**EXTRACTED RECORDS:**
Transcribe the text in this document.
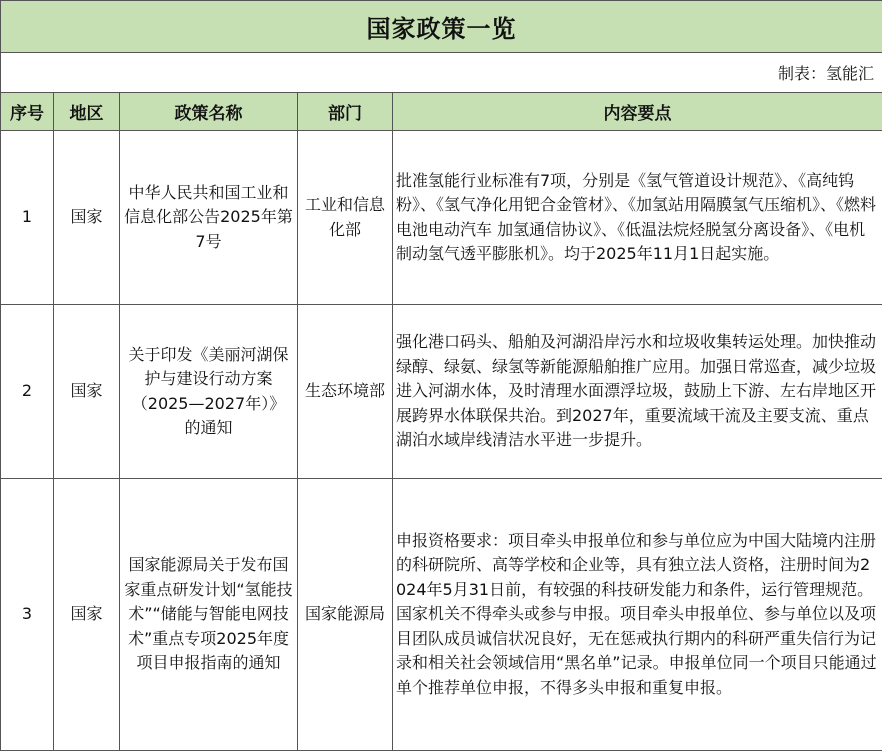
国家政策一览				
制表：氢能汇				
序号	地区	政策名称	部门	内容要点
1	国家	中华人民共和国工业和信息化部公告2025年第7号	工业和信息化部	批准氢能行业标准有7项，分别是《氢气管道设计规范》、《高纯钨粉》、《氢气净化用钯合金管材》、《加氢站用隔膜氢气压缩机》、《燃料电池电动汽车 加氢通信协议》、《低温法烷烃脱氢分离设备》、《电机制动氢气透平膨胀机》。均于2025年11月1日起实施。
2	国家	关于印发《美丽河湖保护与建设行动方案（2025—2027年）》的通知	生态环境部	强化港口码头、船舶及河湖沿岸污水和垃圾收集转运处理。加快推动绿醇、绿氨、绿氢等新能源船舶推广应用。加强日常巡查，减少垃圾进入河湖水体，及时清理水面漂浮垃圾，鼓励上下游、左右岸地区开展跨界水体联保共治。到2027年，重要流域干流及主要支流、重点湖泊水域岸线清洁水平进一步提升。
3	国家	国家能源局关于发布国家重点研发计划“氢能技术”“储能与智能电网技术”重点专项2025年度项目申报指南的通知	国家能源局	申报资格要求：项目牵头申报单位和参与单位应为中国大陆境内注册的科研院所、高等学校和企业等，具有独立法人资格，注册时间为2024年5月31日前，有较强的科技研发能力和条件，运行管理规范。国家机关不得牵头或参与申报。项目牵头申报单位、参与单位以及项目团队成员诚信状况良好，无在惩戒执行期内的科研严重失信行为记录和相关社会领域信用“黑名单”记录。申报单位同一个项目只能通过单个推荐单位申报，不得多头申报和重复申报。
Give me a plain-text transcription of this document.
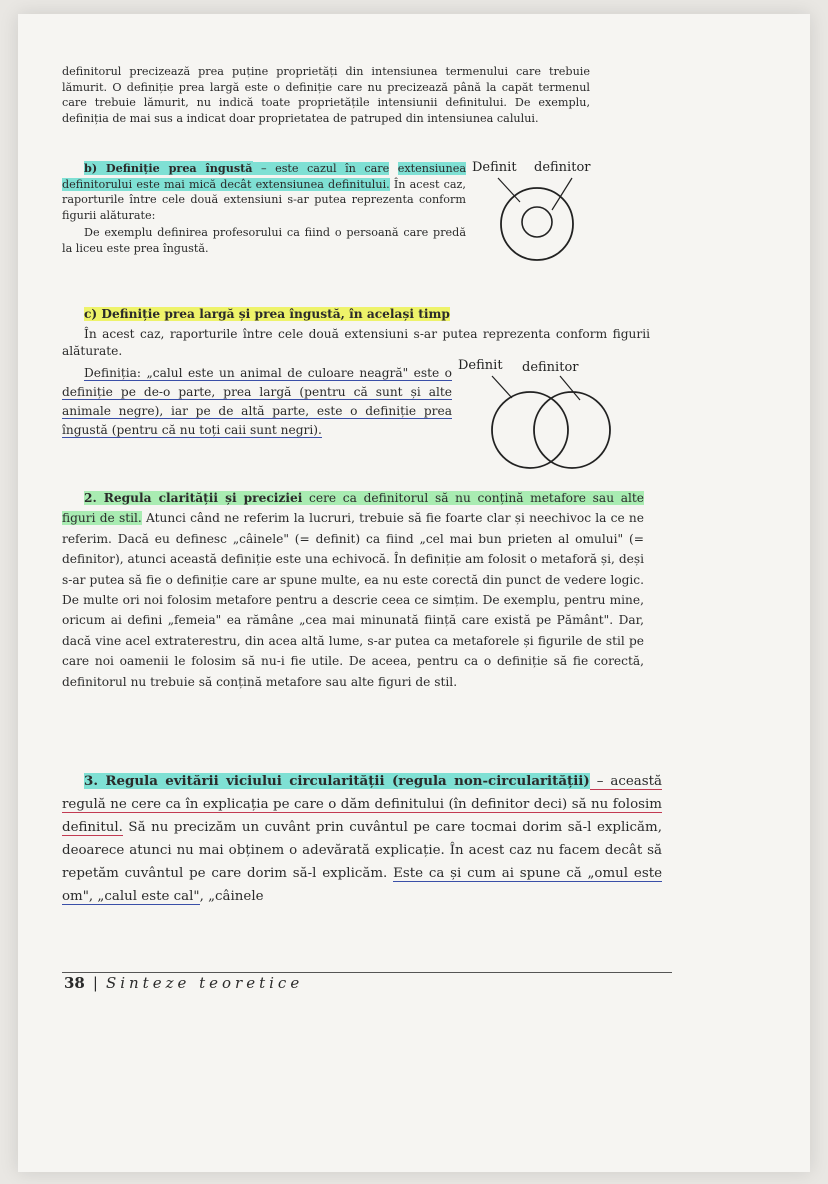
definitorul precizează prea puține proprietăți din intensiunea termenului care trebuie lămurit. O definiție prea largă este o definiție care nu precizează până la capăt termenul care trebuie lămurit, nu indică toate proprietățile intensiunii definitului. De exemplu, definiția de mai sus a indicat doar proprietatea de patruped din intensiunea calului.

b) Definiție prea îngustă – este cazul în care extensiunea definitorului este mai mică decât extensiunea definitului. În acest caz, raporturile între cele două extensiuni s-ar putea reprezenta conform figurii alăturate:

De exemplu definirea profesorului ca fiind o persoană care predă la liceu este prea îngustă.

Definit definitor

c) Definiție prea largă și prea îngustă, în același timp

În acest caz, raporturile între cele două extensiuni s-ar putea reprezenta conform figurii alăturate.

Definiția: „calul este un animal de culoare neagră" este o definiție pe de-o parte, prea largă (pentru că sunt și alte animale negre), iar pe de altă parte, este o definiție prea îngustă (pentru că nu toți caii sunt negri).

Definit definitor

2. Regula clarității și preciziei cere ca definitorul să nu conțină metafore sau alte figuri de stil. Atunci când ne referim la lucruri, trebuie să fie foarte clar și neechivoc la ce ne referim. Dacă eu definesc „câinele" (= definit) ca fiind „cel mai bun prieten al omului" (= definitor), atunci această definiție este una echivocă. În definiție am folosit o metaforă și, deși s-ar putea să fie o definiție care ar spune multe, ea nu este corectă din punct de vedere logic. De multe ori noi folosim metafore pentru a descrie ceea ce simțim. De exemplu, pentru mine, oricum ai defini „femeia" ea rămâne „cea mai minunată ființă care există pe Pământ". Dar, dacă vine acel extraterestru, din acea altă lume, s-ar putea ca metaforele și figurile de stil pe care noi oamenii le folosim să nu-i fie utile. De aceea, pentru ca o definiție să fie corectă, definitorul nu trebuie să conțină metafore sau alte figuri de stil.

3. Regula evitării viciului circularității (regula non-circularității) – această regulă ne cere ca în explicația pe care o dăm definitului (în definitor deci) să nu folosim definitul. Să nu precizăm un cuvânt prin cuvântul pe care tocmai dorim să-l explicăm, deoarece atunci nu mai obținem o adevărată explicație. În acest caz nu facem decât să repetăm cuvântul pe care dorim să-l explicăm. Este ca și cum ai spune că „omul este om", „calul este cal", „câinele

38 | Sinteze teoretice
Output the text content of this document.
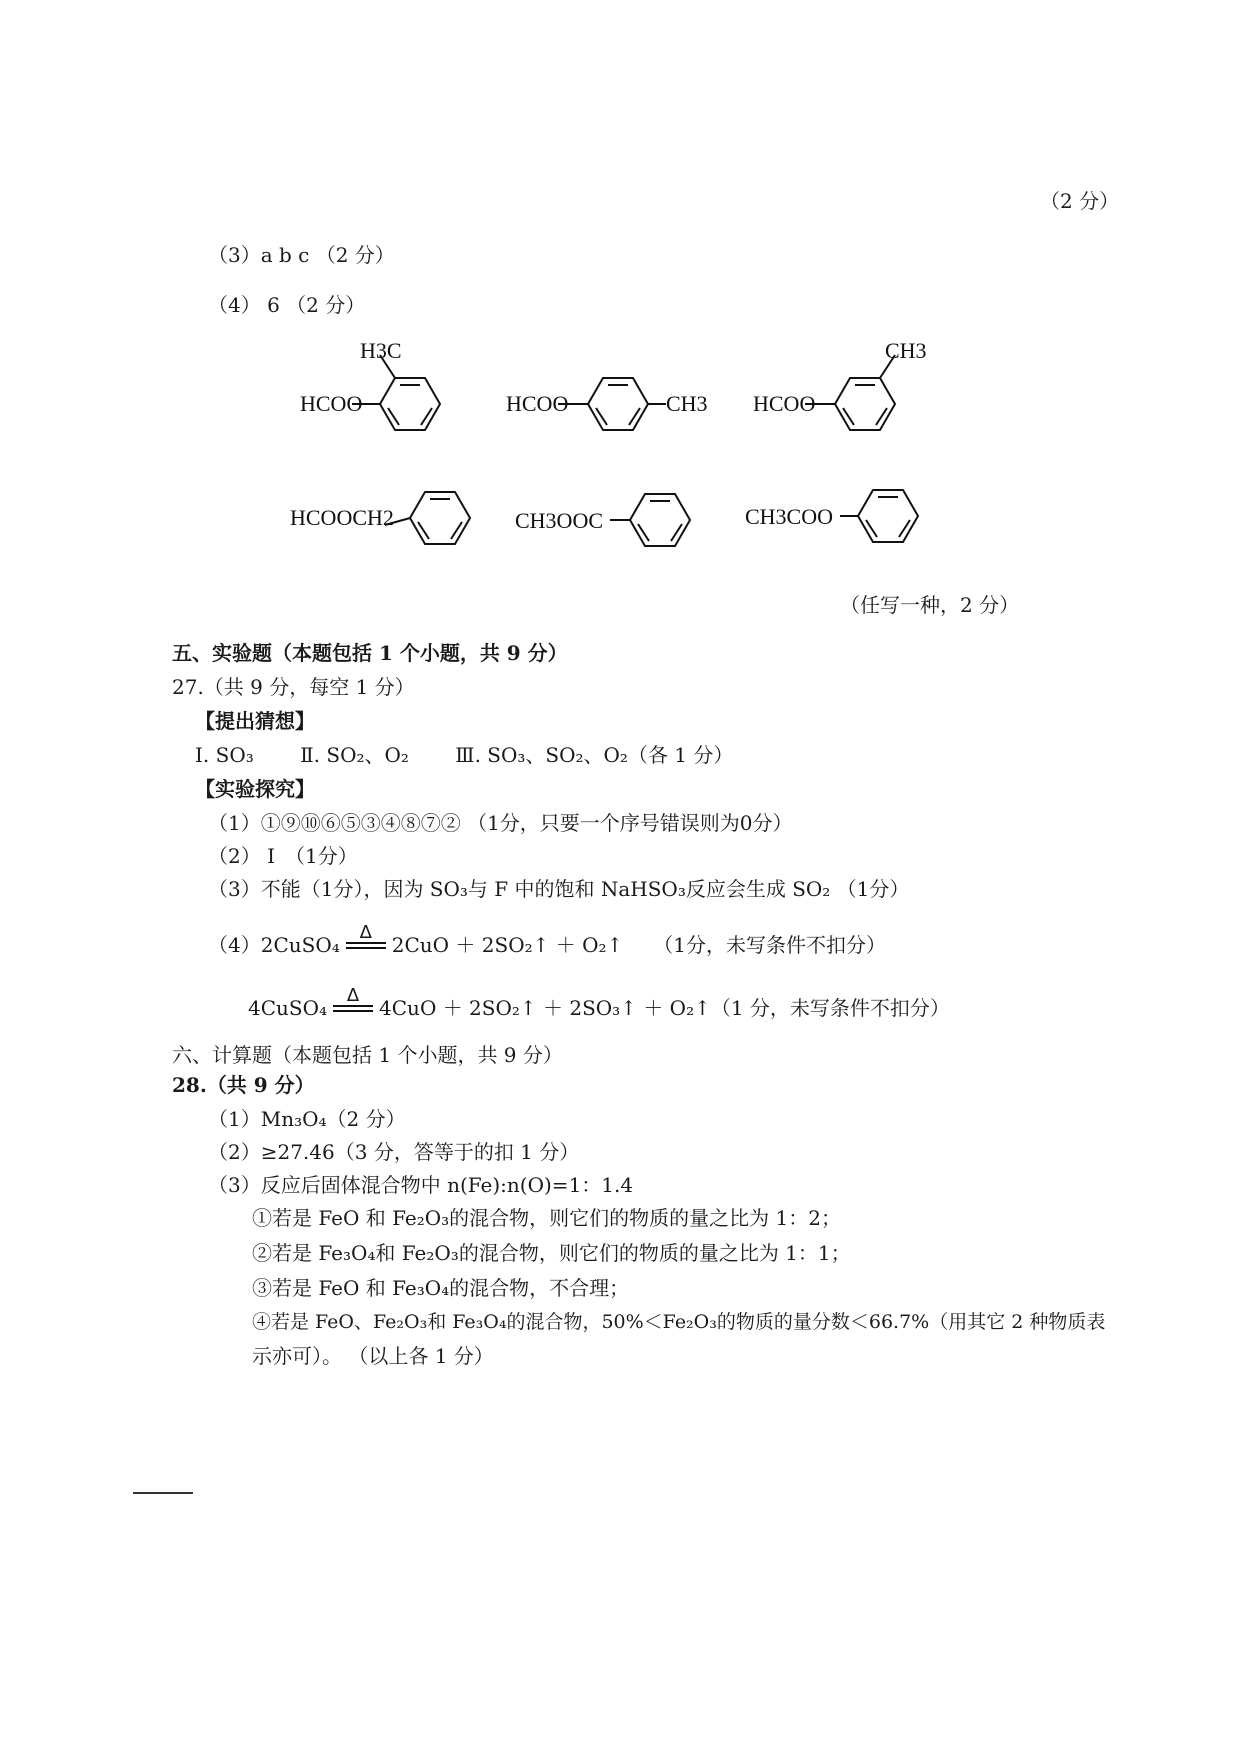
（2 分）
（3）a b c （2 分）
（4） 6 （2 分）
H3C
HCOO	HCOO	CH3 HCOO
CH3
HCOOCH2	CH3OOC	CH3COO
（任写一种，2 分）
五、实验题（本题包括 1 个小题，共 9 分）
27.（共 9 分，每空 1 分）
【提出猜想】
Ⅰ. SO₃　　 Ⅱ. SO₂、O₂　　 Ⅲ. SO₃、SO₂、O₂（各 1 分）
【实验探究】
（1）①⑨⑩⑥⑤③④⑧⑦② （1分，只要一个序号错误则为0分）
（2） Ⅰ　（1分）
（3）不能（1分），因为 SO₃与 F 中的饱和 NaHSO₃反应会生成 SO₂ （1分）
（4）2CuSO₄
Δ
2CuO ＋ 2SO₂↑ ＋ O₂↑　　（1分，未写条件不扣分）
4CuSO₄
Δ
4CuO ＋ 2SO₂↑ ＋ 2SO₃↑ ＋ O₂↑（1 分，未写条件不扣分）
六、计算题（本题包括 1 个小题，共 9 分）
28.（共 9 分）
（1）Mn₃O₄（2 分）
（2）≥27.46（3 分，答等于的扣 1 分）
（3）反应后固体混合物中 n(Fe):n(O)=1：1.4
①若是 FeO 和 Fe₂O₃的混合物，则它们的物质的量之比为 1：2；
②若是 Fe₃O₄和 Fe₂O₃的混合物，则它们的物质的量之比为 1：1；
③若是 FeO 和 Fe₃O₄的混合物，不合理；
④若是 FeO、Fe₂O₃和 Fe₃O₄的混合物，50%＜Fe₂O₃的物质的量分数＜66.7%（用其它 2 种物质表
示亦可）。 （以上各 1 分）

**PROBLEM TO SOLVE:** Each line of the data should be quoted exactly, with pictures left out.

**COMPLETED EXERCISE:**
Transcribe the text in this document.
国家政策一览				
制表：氢能汇				
序号	地区	政策名称	部门	内容要点
1	国家	中华人民共和国工业和信息化部公告2025年第7号	工业和信息化部	批准氢能行业标准有7项，分别是《氢气管道设计规范》、《高纯钨粉》、《氢气净化用钯合金管材》、《加氢站用隔膜氢气压缩机》、《燃料电池电动汽车 加氢通信协议》、《低温法烷烃脱氢分离设备》、《电机制动氢气透平膨胀机》。均于2025年11月1日起实施。
2	国家	关于印发《美丽河湖保护与建设行动方案（2025—2027年）》的通知	生态环境部	强化港口码头、船舶及河湖沿岸污水和垃圾收集转运处理。加快推动绿醇、绿氨、绿氢等新能源船舶推广应用。加强日常巡查，减少垃圾进入河湖水体，及时清理水面漂浮垃圾，鼓励上下游、左右岸地区开展跨界水体联保共治。到2027年，重要流域干流及主要支流、重点湖泊水域岸线清洁水平进一步提升。
3	国家	国家能源局关于发布国家重点研发计划“氢能技术”“储能与智能电网技术”重点专项2025年度项目申报指南的通知	国家能源局	申报资格要求：项目牵头申报单位和参与单位应为中国大陆境内注册的科研院所、高等学校和企业等，具有独立法人资格，注册时间为2024年5月31日前，有较强的科技研发能力和条件，运行管理规范。国家机关不得牵头或参与申报。项目牵头申报单位、参与单位以及项目团队成员诚信状况良好，无在惩戒执行期内的科研严重失信行为记录和相关社会领域信用“黑名单”记录。申报单位同一个项目只能通过单个推荐单位申报，不得多头申报和重复申报。
Give me a plain-text transcription of this document.
definitorul precizează prea puține proprietăți din intensiunea termenului care trebuie lămurit. O definiție prea largă este o definiție care nu precizează până la capăt termenul care trebuie lămurit, nu indică toate proprietățile intensiunii definitului. De exemplu, definiția de mai sus a indicat doar proprietatea de patruped din intensiunea calului.

b) Definiție prea îngustă – este cazul în care extensiunea definitorului este mai mică decât extensiunea definitului. În acest caz, raporturile între cele două extensiuni s-ar putea reprezenta conform figurii alăturate:

De exemplu definirea profesorului ca fiind o persoană care predă la liceu este prea îngustă.

Definit definitor

c) Definiție prea largă și prea îngustă, în același timp

În acest caz, raporturile între cele două extensiuni s-ar putea reprezenta conform figurii alăturate.

Definiția: „calul este un animal de culoare neagră" este o definiție pe de-o parte, prea largă (pentru că sunt și alte animale negre), iar pe de altă parte, este o definiție prea îngustă (pentru că nu toți caii sunt negri).

Definit definitor

2. Regula clarității și preciziei cere ca definitorul să nu conțină metafore sau alte figuri de stil. Atunci când ne referim la lucruri, trebuie să fie foarte clar și neechivoc la ce ne referim. Dacă eu definesc „câinele" (= definit) ca fiind „cel mai bun prieten al omului" (= definitor), atunci această definiție este una echivocă. În definiție am folosit o metaforă și, deși s-ar putea să fie o definiție care ar spune multe, ea nu este corectă din punct de vedere logic. De multe ori noi folosim metafore pentru a descrie ceea ce simțim. De exemplu, pentru mine, oricum ai defini „femeia" ea rămâne „cea mai minunată ființă care există pe Pământ". Dar, dacă vine acel extraterestru, din acea altă lume, s-ar putea ca metaforele și figurile de stil pe care noi oamenii le folosim să nu-i fie utile. De aceea, pentru ca o definiție să fie corectă, definitorul nu trebuie să conțină metafore sau alte figuri de stil.

3. Regula evitării viciului circularității (regula non-circularității) – această regulă ne cere ca în explicația pe care o dăm definitului (în definitor deci) să nu folosim definitul. Să nu precizăm un cuvânt prin cuvântul pe care tocmai dorim să-l explicăm, deoarece atunci nu mai obținem o adevărată explicație. În acest caz nu facem decât să repetăm cuvântul pe care dorim să-l explicăm. Este ca și cum ai spune că „omul este om", „calul este cal", „câinele

38 | Sinteze teoretice
Output the text content of this document.
（2 分）
（3）a b c （2 分）
（4） 6 （2 分）
H3C
HCOO	HCOO	CH3 HCOO
CH3
HCOOCH2	CH3OOC	CH3COO
（任写一种，2 分）
五、实验题（本题包括 1 个小题，共 9 分）
27.（共 9 分，每空 1 分）
【提出猜想】
Ⅰ. SO₃　　 Ⅱ. SO₂、O₂　　 Ⅲ. SO₃、SO₂、O₂（各 1 分）
【实验探究】
（1）①⑨⑩⑥⑤③④⑧⑦② （1分，只要一个序号错误则为0分）
（2） Ⅰ　（1分）
（3）不能（1分），因为 SO₃与 F 中的饱和 NaHSO₃反应会生成 SO₂ （1分）
（4）2CuSO₄
Δ
2CuO ＋ 2SO₂↑ ＋ O₂↑　　（1分，未写条件不扣分）
4CuSO₄
Δ
4CuO ＋ 2SO₂↑ ＋ 2SO₃↑ ＋ O₂↑（1 分，未写条件不扣分）
六、计算题（本题包括 1 个小题，共 9 分）
28.（共 9 分）
（1）Mn₃O₄（2 分）
（2）≥27.46（3 分，答等于的扣 1 分）
（3）反应后固体混合物中 n(Fe):n(O)=1：1.4
①若是 FeO 和 Fe₂O₃的混合物，则它们的物质的量之比为 1：2；
②若是 Fe₃O₄和 Fe₂O₃的混合物，则它们的物质的量之比为 1：1；
③若是 FeO 和 Fe₃O₄的混合物，不合理；
④若是 FeO、Fe₂O₃和 Fe₃O₄的混合物，50%＜Fe₂O₃的物质的量分数＜66.7%（用其它 2 种物质表
示亦可）。 （以上各 1 分）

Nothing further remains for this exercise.